Exercise data:
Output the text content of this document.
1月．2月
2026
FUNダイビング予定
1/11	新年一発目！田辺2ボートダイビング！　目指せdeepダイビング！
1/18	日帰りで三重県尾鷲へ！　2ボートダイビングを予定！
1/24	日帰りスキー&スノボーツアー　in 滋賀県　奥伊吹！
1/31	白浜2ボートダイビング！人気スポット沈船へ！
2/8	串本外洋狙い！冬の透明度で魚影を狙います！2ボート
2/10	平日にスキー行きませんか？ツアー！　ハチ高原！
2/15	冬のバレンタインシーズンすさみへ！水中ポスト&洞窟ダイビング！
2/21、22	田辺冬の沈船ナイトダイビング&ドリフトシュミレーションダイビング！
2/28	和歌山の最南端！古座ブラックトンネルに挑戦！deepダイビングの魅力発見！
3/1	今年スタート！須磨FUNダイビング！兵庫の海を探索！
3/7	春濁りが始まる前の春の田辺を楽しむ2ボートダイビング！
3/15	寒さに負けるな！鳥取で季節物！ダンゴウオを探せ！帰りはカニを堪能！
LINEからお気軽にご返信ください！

What is needed: Print out every entry, keeping each one exact.

Completed task:
Output the text content of this document.
1月．2月
2026
FUNダイビング予定
1/11	新年一発目！田辺2ボートダイビング！　目指せdeepダイビング！
1/18	日帰りで三重県尾鷲へ！　2ボートダイビングを予定！
1/24	日帰りスキー&スノボーツアー　in 滋賀県　奥伊吹！
1/31	白浜2ボートダイビング！人気スポット沈船へ！
2/8	串本外洋狙い！冬の透明度で魚影を狙います！2ボート
2/10	平日にスキー行きませんか？ツアー！　ハチ高原！
2/15	冬のバレンタインシーズンすさみへ！水中ポスト&洞窟ダイビング！
2/21、22	田辺冬の沈船ナイトダイビング&ドリフトシュミレーションダイビング！
2/28	和歌山の最南端！古座ブラックトンネルに挑戦！deepダイビングの魅力発見！
3/1	今年スタート！須磨FUNダイビング！兵庫の海を探索！
3/7	春濁りが始まる前の春の田辺を楽しむ2ボートダイビング！
3/15	寒さに負けるな！鳥取で季節物！ダンゴウオを探せ！帰りはカニを堪能！
LINEからお気軽にご返信ください！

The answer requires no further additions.